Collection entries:
-----
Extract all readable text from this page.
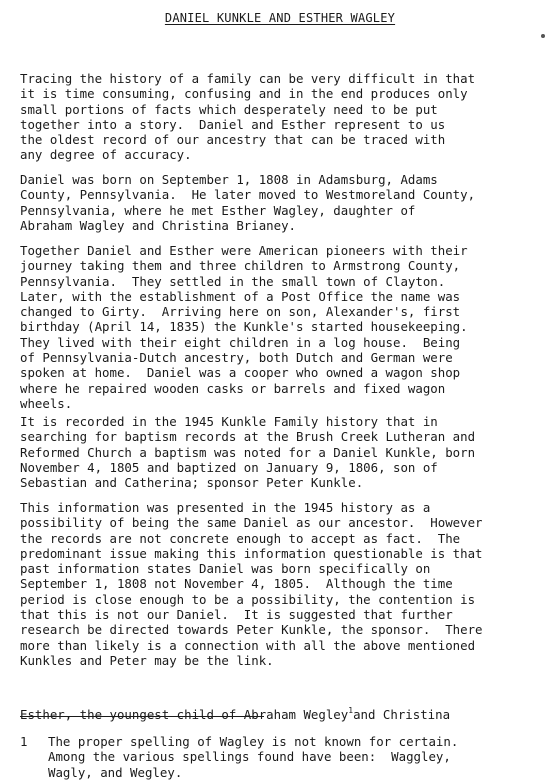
DANIEL KUNKLE AND ESTHER WAGLEY

Tracing the history of a family can be very difficult in that
it is time consuming, confusing and in the end produces only
small portions of facts which desperately need to be put
together into a story.  Daniel and Esther represent to us
the oldest record of our ancestry that can be traced with
any degree of accuracy.

Daniel was born on September 1, 1808 in Adamsburg, Adams
County, Pennsylvania.  He later moved to Westmoreland County,
Pennsylvania, where he met Esther Wagley, daughter of
Abraham Wagley and Christina Brianey.

Together Daniel and Esther were American pioneers with their
journey taking them and three children to Armstrong County,
Pennsylvania.  They settled in the small town of Clayton.
Later, with the establishment of a Post Office the name was
changed to Girty.  Arriving here on son, Alexander's, first
birthday (April 14, 1835) the Kunkle's started housekeeping.
They lived with their eight children in a log house.  Being
of Pennsylvania-Dutch ancestry, both Dutch and German were
spoken at home.  Daniel was a cooper who owned a wagon shop
where he repaired wooden casks or barrels and fixed wagon
wheels.

It is recorded in the 1945 Kunkle Family history that in
searching for baptism records at the Brush Creek Lutheran and
Reformed Church a baptism was noted for a Daniel Kunkle, born
November 4, 1805 and baptized on January 9, 1806, son of
Sebastian and Catherina; sponsor Peter Kunkle.

This information was presented in the 1945 history as a
possibility of being the same Daniel as our ancestor.  However
the records are not concrete enough to accept as fact.  The
predominant issue making this information questionable is that
past information states Daniel was born specifically on
September 1, 1808 not November 4, 1805.  Although the time
period is close enough to be a possibility, the contention is
that this is not our Daniel.  It is suggested that further
research be directed towards Peter Kunkle, the sponsor.  There
more than likely is a connection with all the above mentioned
Kunkles and Peter may be the link.

Esther, the youngest child of Abraham Wegley$^1$and Christina

1 The proper spelling of Wagley is not known for certain.
Among the various spellings found have been:  Waggley,
Wagly, and Wegley.
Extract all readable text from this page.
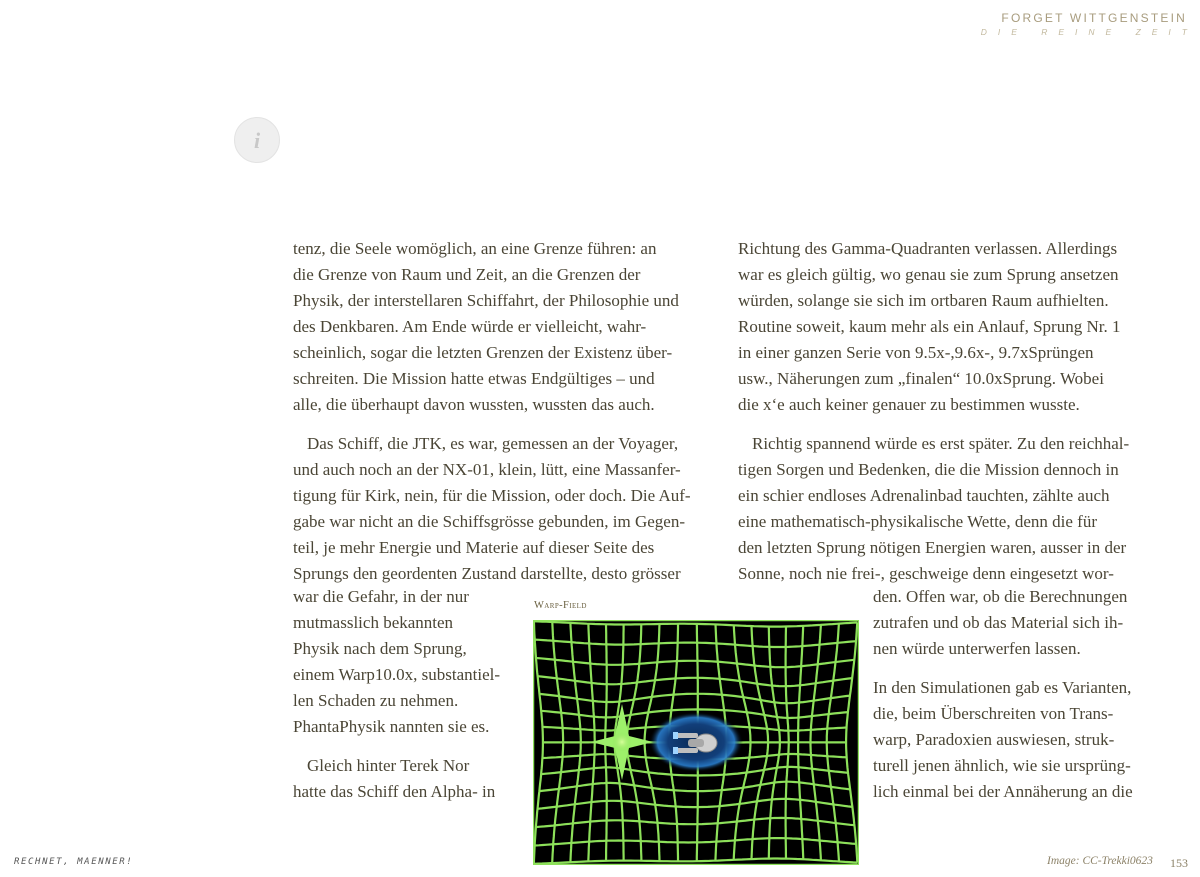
FORGET WITTGENSTEIN
DIE REINE ZEIT
i

tenz, die Seele womöglich, an eine Grenze führen: an
die Grenze von Raum und Zeit, an die Grenzen der
Physik, der interstellaren Schiffahrt, der Philosophie und
des Denkbaren. Am Ende würde er vielleicht, wahr-
scheinlich, sogar die letzten Grenzen der Existenz über-
schreiten. Die Mission hatte etwas Endgültiges – und
alle, die überhaupt davon wussten, wussten das auch.

Das Schiff, die JTK, es war, gemessen an der Voyager,
und auch noch an der NX-01, klein, lütt, eine Massanfer-
tigung für Kirk, nein, für die Mission, oder doch. Die Auf-
gabe war nicht an die Schiffsgrösse gebunden, im Gegen-
teil, je mehr Energie und Materie auf dieser Seite des
Sprungs den geordenten Zustand darstellte, desto grösser

war die Gefahr, in der nur
mutmasslich bekannten
Physik nach dem Sprung,
einem Warp10.0x, substantiel-
len Schaden zu nehmen.
PhantaPhysik nannten sie es.

Gleich hinter Terek Nor
hatte das Schiff den Alpha- in

Richtung des Gamma-Quadranten verlassen. Allerdings
war es gleich gültig, wo genau sie zum Sprung ansetzen
würden, solange sie sich im ortbaren Raum aufhielten.
Routine soweit, kaum mehr als ein Anlauf, Sprung Nr. 1
in einer ganzen Serie von 9.5x-,9.6x-, 9.7xSprüngen
usw., Näherungen zum „finalen“ 10.0xSprung. Wobei
die x‘e auch keiner genauer zu bestimmen wusste.

Richtig spannend würde es erst später. Zu den reichhal-
tigen Sorgen und Bedenken, die die Mission dennoch in
ein schier endloses Adrenalinbad tauchten, zählte auch
eine mathematisch-physikalische Wette, denn die für
den letzten Sprung nötigen Energien waren, ausser in der
Sonne, noch nie frei-, geschweige denn eingesetzt wor-

den. Offen war, ob die Berechnungen
zutrafen und ob das Material sich ih-
nen würde unterwerfen lassen.

In den Simulationen gab es Varianten,
die, beim Überschreiten von Trans-
warp, Paradoxien auswiesen, struk-
turell jenen ähnlich, wie sie ursprüng-
lich einmal bei der Annäherung an die

Warp-Field
RECHNET, MAENNER!	Image: CC-Trekki0623 153
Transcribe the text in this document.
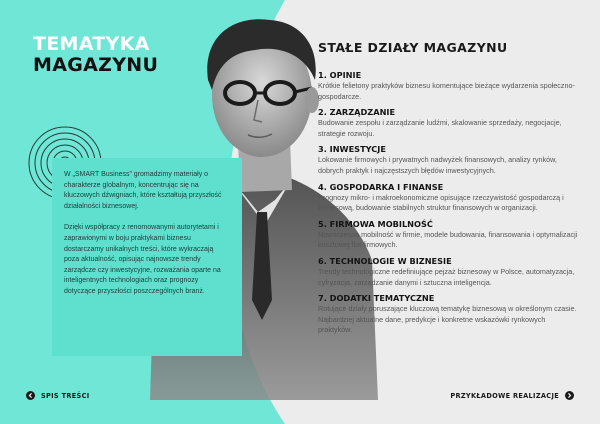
TEMATYKA
MAGAZYNU

W „SMART Business” gromadzimy materiały o charakterze globalnym, koncentrując się na kluczowych dźwigniach, które kształtują przyszłość działalności biznesowej.

Dzięki współpracy z renomowanymi autorytetami i zaprawionymi w boju praktykami biznesu dostarczamy unikalnych treści, które wykraczają poza aktualność, opisując najnowsze trendy zarządcze czy inwestycyjne, rozważania oparte na inteligentnych technologiach oraz prognozy dotyczące przyszłości poszczególnych branż.

STAŁE DZIAŁY MAGAZYNU
1. OPINIE
Krótkie felietony praktyków biznesu komentujące bieżące wydarzenia społeczno-gospodarcze.
2. ZARZĄDZANIE
Budowanie zespołu i zarządzanie ludźmi, skalowanie sprzedaży, negocjacje, strategie rozwoju.
3. INWESTYCJE
Lokowanie firmowych i prywatnych nadwyżek finansowych, analizy rynków, dobrych praktyk i najczęstszych błędów inwestycyjnych.
4. GOSPODARKA I FINANSE
Prognozy mikro- i makroekonomiczne opisujące rzeczywistość gospodarczą i biznesową, budowanie stabilnych struktur finansowych w organizacji.
5. FIRMOWA MOBILNOŚĆ
Nowoczesna mobilność w firmie, modele budowania, finansowania i optymalizacji kosztowej flot firmowych.
6. TECHNOLOGIE W BIZNESIE
Trendy technologiczne redefiniujące pejzaż biznesowy w Polsce, automatyzacja, cyfryzacja, zarządzanie danymi i sztuczna inteligencja.
7. DODATKI TEMATYCZNE
Rotujące działy poruszające kluczową tematykę biznesową w określonym czasie. Najbardziej aktualne dane, predykcje i konkretne wskazówki rynkowych praktyków.
SPIS TREŚCI	PRZYKŁADOWE REALIZACJE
-----
The task
Print each of the records above exactly as written, leaving no picture in the copy.

Solution
Extract all readable text from this page.
DANIEL KUNKLE AND ESTHER WAGLEY

Tracing the history of a family can be very difficult in that
it is time consuming, confusing and in the end produces only
small portions of facts which desperately need to be put
together into a story.  Daniel and Esther represent to us
the oldest record of our ancestry that can be traced with
any degree of accuracy.

Daniel was born on September 1, 1808 in Adamsburg, Adams
County, Pennsylvania.  He later moved to Westmoreland County,
Pennsylvania, where he met Esther Wagley, daughter of
Abraham Wagley and Christina Brianey.

Together Daniel and Esther were American pioneers with their
journey taking them and three children to Armstrong County,
Pennsylvania.  They settled in the small town of Clayton.
Later, with the establishment of a Post Office the name was
changed to Girty.  Arriving here on son, Alexander's, first
birthday (April 14, 1835) the Kunkle's started housekeeping.
They lived with their eight children in a log house.  Being
of Pennsylvania-Dutch ancestry, both Dutch and German were
spoken at home.  Daniel was a cooper who owned a wagon shop
where he repaired wooden casks or barrels and fixed wagon
wheels.

It is recorded in the 1945 Kunkle Family history that in
searching for baptism records at the Brush Creek Lutheran and
Reformed Church a baptism was noted for a Daniel Kunkle, born
November 4, 1805 and baptized on January 9, 1806, son of
Sebastian and Catherina; sponsor Peter Kunkle.

This information was presented in the 1945 history as a
possibility of being the same Daniel as our ancestor.  However
the records are not concrete enough to accept as fact.  The
predominant issue making this information questionable is that
past information states Daniel was born specifically on
September 1, 1808 not November 4, 1805.  Although the time
period is close enough to be a possibility, the contention is
that this is not our Daniel.  It is suggested that further
research be directed towards Peter Kunkle, the sponsor.  There
more than likely is a connection with all the above mentioned
Kunkles and Peter may be the link.

Esther, the youngest child of Abraham Wegley$^1$and Christina

1 The proper spelling of Wagley is not known for certain.
Among the various spellings found have been:  Waggley,
Wagly, and Wegley.
Extract all readable text from this page.
FORGET WITTGENSTEIN
DIE REINE ZEIT
i

tenz, die Seele womöglich, an eine Grenze führen: an
die Grenze von Raum und Zeit, an die Grenzen der
Physik, der interstellaren Schiffahrt, der Philosophie und
des Denkbaren. Am Ende würde er vielleicht, wahr-
scheinlich, sogar die letzten Grenzen der Existenz über-
schreiten. Die Mission hatte etwas Endgültiges – und
alle, die überhaupt davon wussten, wussten das auch.

Das Schiff, die JTK, es war, gemessen an der Voyager,
und auch noch an der NX-01, klein, lütt, eine Massanfer-
tigung für Kirk, nein, für die Mission, oder doch. Die Auf-
gabe war nicht an die Schiffsgrösse gebunden, im Gegen-
teil, je mehr Energie und Materie auf dieser Seite des
Sprungs den geordenten Zustand darstellte, desto grösser

war die Gefahr, in der nur
mutmasslich bekannten
Physik nach dem Sprung,
einem Warp10.0x, substantiel-
len Schaden zu nehmen.
PhantaPhysik nannten sie es.

Gleich hinter Terek Nor
hatte das Schiff den Alpha- in

Richtung des Gamma-Quadranten verlassen. Allerdings
war es gleich gültig, wo genau sie zum Sprung ansetzen
würden, solange sie sich im ortbaren Raum aufhielten.
Routine soweit, kaum mehr als ein Anlauf, Sprung Nr. 1
in einer ganzen Serie von 9.5x-,9.6x-, 9.7xSprüngen
usw., Näherungen zum „finalen“ 10.0xSprung. Wobei
die x‘e auch keiner genauer zu bestimmen wusste.

Richtig spannend würde es erst später. Zu den reichhal-
tigen Sorgen und Bedenken, die die Mission dennoch in
ein schier endloses Adrenalinbad tauchten, zählte auch
eine mathematisch-physikalische Wette, denn die für
den letzten Sprung nötigen Energien waren, ausser in der
Sonne, noch nie frei-, geschweige denn eingesetzt wor-

den. Offen war, ob die Berechnungen
zutrafen und ob das Material sich ih-
nen würde unterwerfen lassen.

In den Simulationen gab es Varianten,
die, beim Überschreiten von Trans-
warp, Paradoxien auswiesen, struk-
turell jenen ähnlich, wie sie ursprüng-
lich einmal bei der Annäherung an die

Warp-Field
RECHNET, MAENNER!	Image: CC-Trekki0623 153
Transcribe the text in this document.
TEMATYKA
MAGAZYNU

W „SMART Business” gromadzimy materiały o charakterze globalnym, koncentrując się na kluczowych dźwigniach, które kształtują przyszłość działalności biznesowej.

Dzięki współpracy z renomowanymi autorytetami i zaprawionymi w boju praktykami biznesu dostarczamy unikalnych treści, które wykraczają poza aktualność, opisując najnowsze trendy zarządcze czy inwestycyjne, rozważania oparte na inteligentnych technologiach oraz prognozy dotyczące przyszłości poszczególnych branż.

STAŁE DZIAŁY MAGAZYNU
1. OPINIE
Krótkie felietony praktyków biznesu komentujące bieżące wydarzenia społeczno-gospodarcze.
2. ZARZĄDZANIE
Budowanie zespołu i zarządzanie ludźmi, skalowanie sprzedaży, negocjacje, strategie rozwoju.
3. INWESTYCJE
Lokowanie firmowych i prywatnych nadwyżek finansowych, analizy rynków, dobrych praktyk i najczęstszych błędów inwestycyjnych.
4. GOSPODARKA I FINANSE
Prognozy mikro- i makroekonomiczne opisujące rzeczywistość gospodarczą i biznesową, budowanie stabilnych struktur finansowych w organizacji.
5. FIRMOWA MOBILNOŚĆ
Nowoczesna mobilność w firmie, modele budowania, finansowania i optymalizacji kosztowej flot firmowych.
6. TECHNOLOGIE W BIZNESIE
Trendy technologiczne redefiniujące pejzaż biznesowy w Polsce, automatyzacja, cyfryzacja, zarządzanie danymi i sztuczna inteligencja.
7. DODATKI TEMATYCZNE
Rotujące działy poruszające kluczową tematykę biznesową w określonym czasie. Najbardziej aktualne dane, predykcje i konkretne wskazówki rynkowych praktyków.
SPIS TREŚCI	PRZYKŁADOWE REALIZACJE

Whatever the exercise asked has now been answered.